__Task prompt__. Transcribe all records exactly.

[Stored data]
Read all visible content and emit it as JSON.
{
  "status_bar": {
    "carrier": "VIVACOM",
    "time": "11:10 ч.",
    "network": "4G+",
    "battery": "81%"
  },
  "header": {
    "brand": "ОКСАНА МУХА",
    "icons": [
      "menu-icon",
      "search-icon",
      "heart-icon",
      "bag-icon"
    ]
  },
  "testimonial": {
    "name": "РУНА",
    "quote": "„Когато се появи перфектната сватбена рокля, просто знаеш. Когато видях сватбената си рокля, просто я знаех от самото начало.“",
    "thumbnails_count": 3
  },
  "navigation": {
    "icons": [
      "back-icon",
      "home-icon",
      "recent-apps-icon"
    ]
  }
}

__Response for this exercise__.
Read all visible content and emit it as JSON.
{
  "status_bar": {
    "carrier": "VIVACOM",
    "time": "11:10 ч.",
    "network": "4G+",
    "battery": "81%"
  },
  "header": {
    "brand": "ОКСАНА МУХА",
    "icons": [
      "menu-icon",
      "search-icon",
      "heart-icon",
      "bag-icon"
    ]
  },
  "testimonial": {
    "name": "РУНА",
    "quote": "„Когато се появи перфектната сватбена рокля, просто знаеш. Когато видях сватбената си рокля, просто я знаех от самото начало.“",
    "thumbnails_count": 3
  },
  "navigation": {
    "icons": [
      "back-icon",
      "home-icon",
      "recent-apps-icon"
    ]
  }
}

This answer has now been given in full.